## Task brief
Find the lines below that contain the word "representation" and count them. Only the number should be given.

* start *

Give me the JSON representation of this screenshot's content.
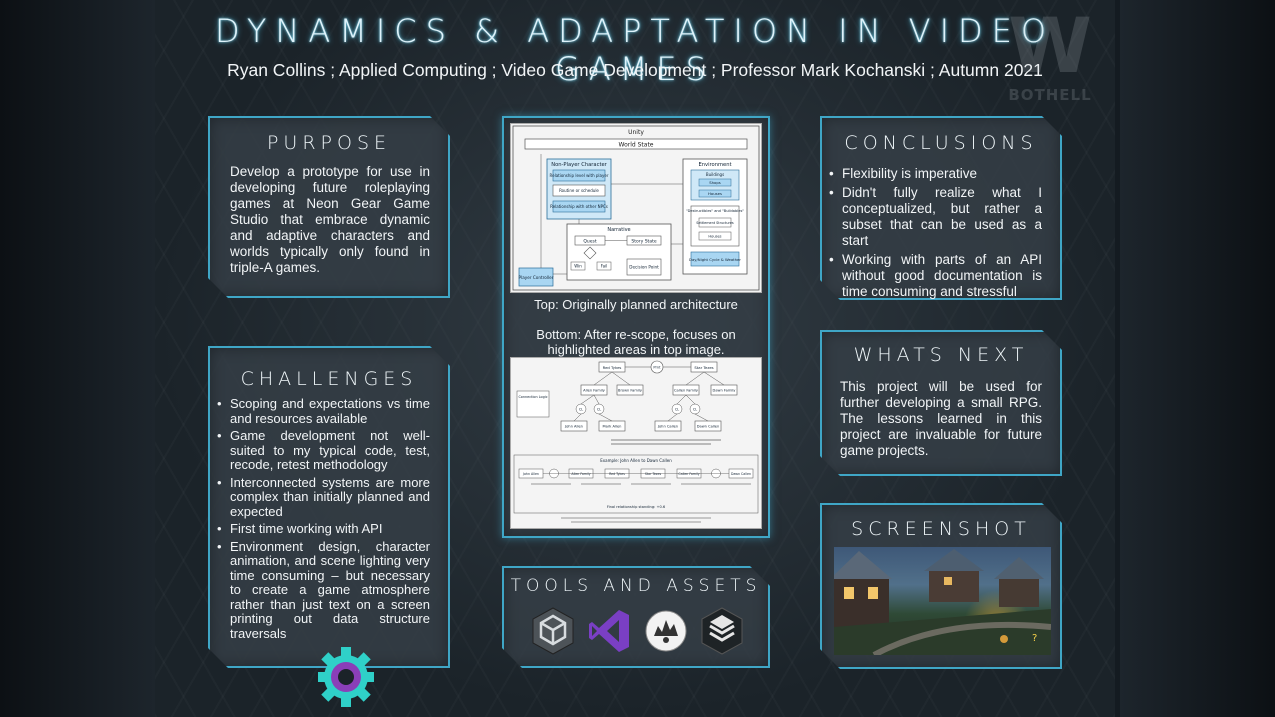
{
  "poster": {
    "title": "DYNAMICS & ADAPTATION IN VIDEO GAMES",
    "subtitle": "Ryan Collins ; Applied Computing ; Video Game Development ; Professor Mark Kochanski ; Autumn 2021",
    "logo": {
      "letter": "W",
      "text": "BOTHELL"
    }
  },
  "purpose": {
    "heading": "PURPOSE",
    "text": "Develop a prototype for use in developing future roleplaying games at Neon Gear Game Studio that embrace dynamic and adaptive characters and worlds typically only found in triple-A games."
  },
  "challenges": {
    "heading": "CHALLENGES",
    "items": [
      "Scoping and expectations vs time and resources available",
      "Game development not well-suited to my typical code, test, recode, retest methodology",
      "Interconnected systems are more complex than initially planned and expected",
      "First time working with API",
      "Environment design, character animation, and scene lighting very time consuming – but necessary to create a game atmosphere rather than just text on a screen printing out data structure traversals"
    ]
  },
  "architecture": {
    "top_caption": "Top: Originally planned architecture",
    "bottom_caption": "Bottom: After re-scope, focuses on highlighted areas in top image.",
    "top_diagram": {
      "unity": "Unity",
      "world_state": "World State",
      "npc": "Non-Player Character",
      "npc_items": [
        "Relationship level with player",
        "Routine or schedule",
        "Relationship with other NPCs"
      ],
      "environment": "Environment",
      "env_items": [
        "Buildings",
        "Shops",
        "Houses"
      ],
      "destructibles": "\"Destructibles\" and \"Buildables\"",
      "destruct_items": [
        "Settlement Structures",
        "Houses"
      ],
      "narrative": "Narrative",
      "quest": "Quest",
      "story_state": "Story State",
      "win": "Win",
      "fail": "Fail",
      "decision": "Decision Point",
      "player": "Player Controller",
      "daynight": "Day/Night Cycle & Weather"
    },
    "bottom_diagram": {
      "nodes_top": [
        "Red Tykes",
        "Prnt",
        "Star Tezes"
      ],
      "families": [
        "Allen Family",
        "Brown Family",
        "Callen Family",
        "Dawn Family"
      ],
      "people": [
        "John Allen",
        "Mark Allen",
        "John Callen",
        "Dawn Callen"
      ],
      "connection": "Connection Logic",
      "cl": "CL",
      "example_title": "Example: John Allen to Dawn Callen",
      "example_nodes": [
        "John Allen",
        "Allen Family",
        "Red Tykes",
        "Star Tezes",
        "Callen Family",
        "Dawn Callen"
      ],
      "final": "Final relationship standing: +0.6"
    }
  },
  "tools": {
    "heading": "TOOLS AND ASSETS",
    "icons": [
      "unity-icon",
      "visual-studio-icon",
      "ultimate-character-controller-icon",
      "stack-icon"
    ]
  },
  "conclusions": {
    "heading": "CONCLUSIONS",
    "items": [
      "Flexibility is imperative",
      "Didn't fully realize what I conceptualized, but rather a subset that can be used as a start",
      "Working with parts of an API without good documentation is time consuming and stressful"
    ]
  },
  "whats_next": {
    "heading": "WHATS NEXT",
    "text": "This project will be used for further developing a small RPG. The lessons learned in this project are invaluable for future game projects."
  },
  "screenshot": {
    "heading": "SCREENSHOT",
    "marker": "?"
  },
  "colors": {
    "accent": "#3fa6c6",
    "panel": "#343e46",
    "highlight": "#bfe3f5"
  }
}
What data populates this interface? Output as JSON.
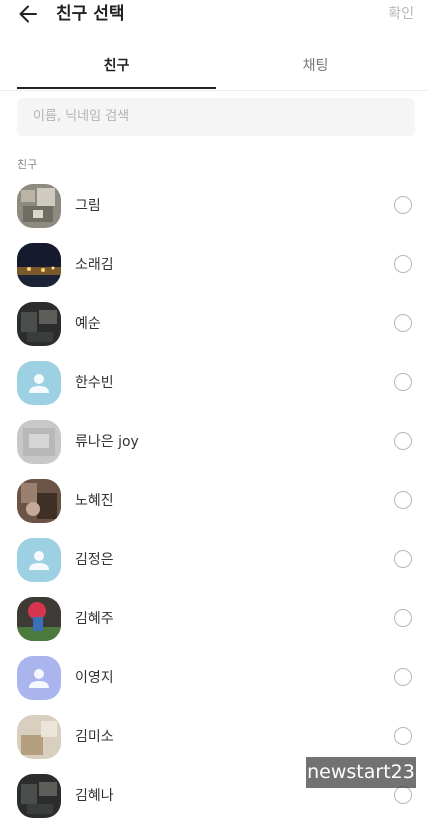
{
  "header": {
    "title": "친구 선택",
    "confirm_label": "확인"
  },
  "tabs": [
    {
      "label": "친구"
    },
    {
      "label": "채팅"
    }
  ],
  "search": {
    "placeholder": "이름, 닉네임 검색"
  },
  "section_label": "친구",
  "friends": [
    {
      "name": "그림",
      "avatar": "photo-stone"
    },
    {
      "name": "소래김",
      "avatar": "photo-night"
    },
    {
      "name": "예순",
      "avatar": "photo-dark"
    },
    {
      "name": "한수빈",
      "avatar": "default-blue"
    },
    {
      "name": "류나은 joy",
      "avatar": "photo-grey"
    },
    {
      "name": "노혜진",
      "avatar": "photo-brown"
    },
    {
      "name": "김정은",
      "avatar": "default-blue"
    },
    {
      "name": "김혜주",
      "avatar": "photo-flower"
    },
    {
      "name": "이영지",
      "avatar": "default-purple"
    },
    {
      "name": "김미소",
      "avatar": "photo-beige"
    },
    {
      "name": "김혜나",
      "avatar": "photo-dark"
    }
  ],
  "watermark": "newstart23",
  "colors": {
    "default_blue": "#9dd0e2",
    "default_purple": "#a9b5ec"
  }
}
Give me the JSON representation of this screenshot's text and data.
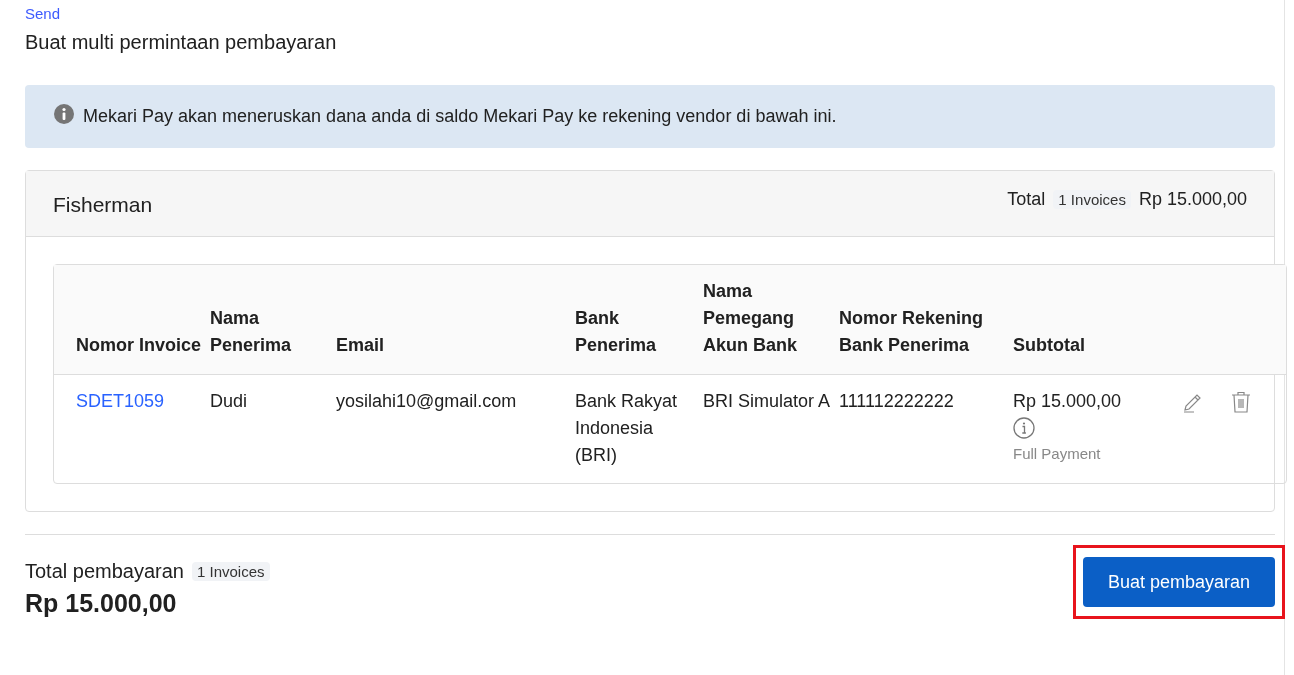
{
  "breadcrumb": "Send",
  "title": "Buat multi permintaan pembayaran",
  "info_banner": "Mekari Pay akan meneruskan dana anda di saldo Mekari Pay ke rekening vendor di bawah ini.",
  "vendor": {
    "name": "Fisherman",
    "total_label": "Total",
    "invoice_count": "1 Invoices",
    "total_amount": "Rp 15.000,00"
  },
  "table": {
    "columns": [
      "Nomor Invoice",
      "Nama Penerima",
      "Email",
      "Bank Penerima",
      "Nama Pemegang Akun Bank",
      "Nomor Rekening Bank Penerima",
      "Subtotal"
    ],
    "rows": [
      {
        "invoice": "SDET1059",
        "recipient": "Dudi",
        "email": "yosilahi10@gmail.com",
        "bank": "Bank Rakyat Indonesia (BRI)",
        "holder": "BRI Simulator A",
        "account": "111112222222",
        "subtotal": "Rp 15.000,00",
        "payment_type": "Full Payment"
      }
    ]
  },
  "footer": {
    "label": "Total pembayaran",
    "invoice_count": "1 Invoices",
    "amount": "Rp 15.000,00",
    "button": "Buat pembayaran",
    "button_highlighted": true
  }
}
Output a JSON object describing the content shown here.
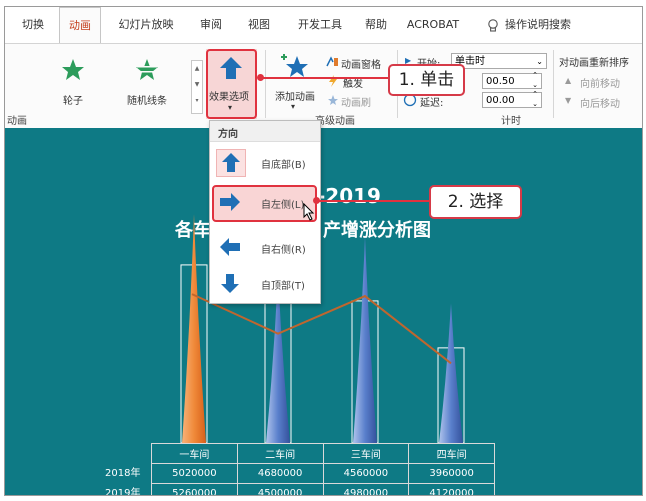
{
  "tabs": [
    "切换",
    "动画",
    "幻灯片放映",
    "审阅",
    "视图",
    "开发工具",
    "帮助",
    "ACROBAT"
  ],
  "tell_me": "操作说明搜索",
  "ribbon": {
    "effects": [
      "轮子",
      "随机线条"
    ],
    "effect_options": "效果选项",
    "add_animation": "添加动画",
    "animation_pane": "动画窗格",
    "trigger": "触发",
    "animation_painter": "动画刷",
    "start_label": "开始:",
    "start_value": "单击时",
    "duration_value": "00.50",
    "delay_label": "延迟:",
    "delay_value": "00.00",
    "reorder_title": "对动画重新排序",
    "move_earlier": "向前移动",
    "move_later": "向后移动",
    "group_animation": "动画",
    "group_advanced": "高级动画",
    "group_timing": "计时"
  },
  "dropdown": {
    "header": "方向",
    "items": [
      "自底部(B)",
      "自左侧(L)",
      "自右侧(R)",
      "自顶部(T)"
    ]
  },
  "callouts": {
    "step1": "1. 单击",
    "step2": "2. 选择"
  },
  "slide": {
    "title_line1_fragment": "-2019",
    "title_line2_left": "各车",
    "title_line2_right": "产增涨分析图"
  },
  "chart_data": {
    "type": "bar",
    "categories": [
      "一车间",
      "二车间",
      "三车间",
      "四车间"
    ],
    "series": [
      {
        "name": "2018年",
        "values": [
          5020000,
          4680000,
          4560000,
          3960000
        ]
      },
      {
        "name": "2019年",
        "values": [
          5260000,
          4500000,
          4980000,
          4120000
        ]
      }
    ]
  },
  "colors": {
    "accent": "#c43e1c",
    "slide_bg": "#0e7a85",
    "highlight": "#e0323f",
    "line": "#c0662e"
  }
}
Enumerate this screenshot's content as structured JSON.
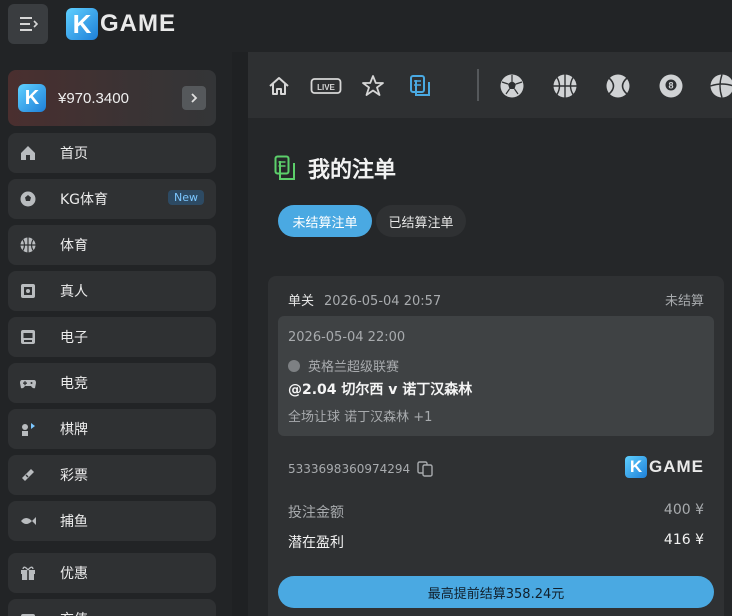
{
  "header": {
    "logo_k": "K",
    "logo_text": "GAME"
  },
  "sidebar": {
    "balance": {
      "amount": "¥970.3400"
    },
    "items": [
      {
        "label": "首页",
        "icon": "home-icon"
      },
      {
        "label": "KG体育",
        "icon": "soccer-icon",
        "badge": "New"
      },
      {
        "label": "体育",
        "icon": "basketball-icon"
      },
      {
        "label": "真人",
        "icon": "cards-icon"
      },
      {
        "label": "电子",
        "icon": "slot-machine-icon"
      },
      {
        "label": "电竞",
        "icon": "gamepad-icon"
      },
      {
        "label": "棋牌",
        "icon": "chess-icon"
      },
      {
        "label": "彩票",
        "icon": "lottery-icon"
      },
      {
        "label": "捕鱼",
        "icon": "fish-icon"
      },
      {
        "label": "优惠",
        "icon": "gift-icon"
      },
      {
        "label": "充值",
        "icon": "deposit-icon"
      }
    ]
  },
  "sport_bar": {
    "icons": [
      "home-icon",
      "live-icon",
      "star-icon",
      "betslip-icon",
      "soccer-icon",
      "basketball-icon",
      "tennis-icon",
      "billiards-icon",
      "volleyball-icon"
    ],
    "live_label": "LIVE"
  },
  "main": {
    "title": "我的注单",
    "tabs": [
      {
        "label": "未结算注单",
        "active": true
      },
      {
        "label": "已结算注单",
        "active": false
      }
    ],
    "bet": {
      "type": "单关",
      "placed_at": "2026-05-04 20:57",
      "status": "未结算",
      "event_time": "2026-05-04 22:00",
      "league": "英格兰超级联赛",
      "match": "@2.04 切尔西 v 诺丁汉森林",
      "selection": "全场让球 诺丁汉森林 +1",
      "bet_id": "5333698360974294",
      "stake_label": "投注金额",
      "stake_value": "400 ¥",
      "profit_label": "潜在盈利",
      "profit_value": "416 ¥",
      "cashout_label": "最高提前结算358.24元"
    }
  },
  "colors": {
    "accent": "#4aa9e2",
    "background": "#1f2123",
    "card": "#2f3133"
  }
}
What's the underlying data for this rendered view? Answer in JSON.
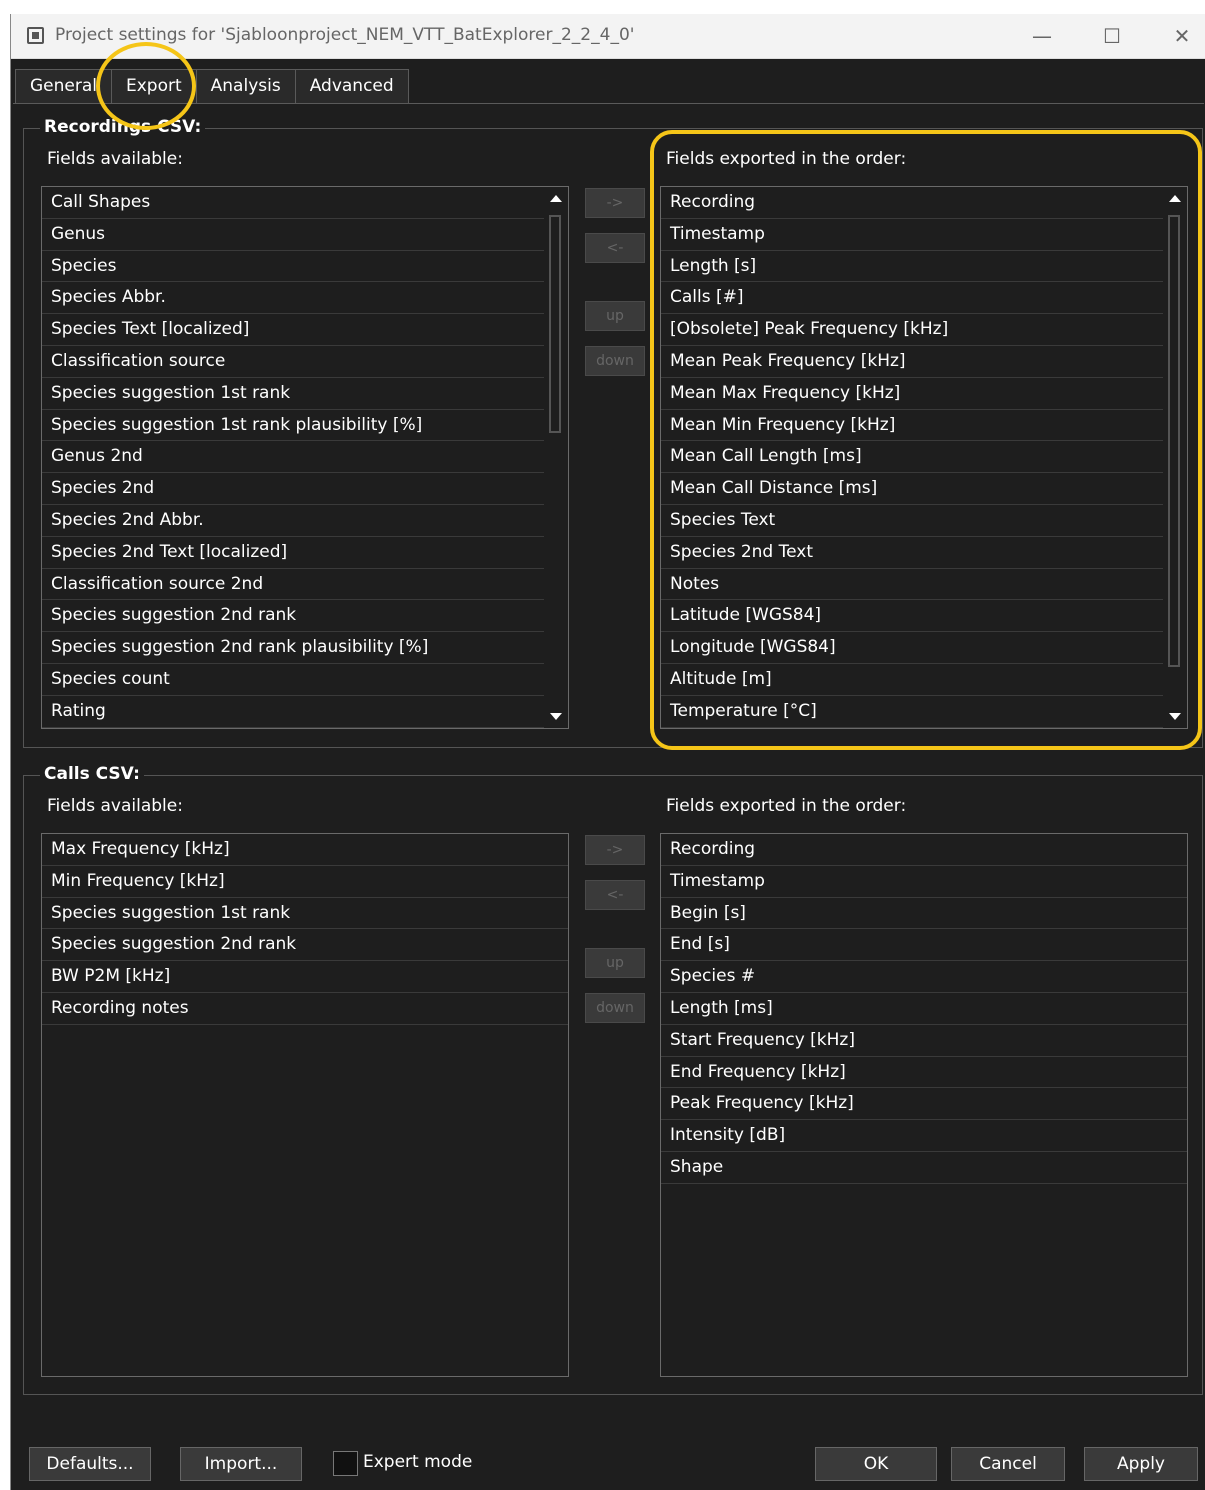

* end *

## Task solution
2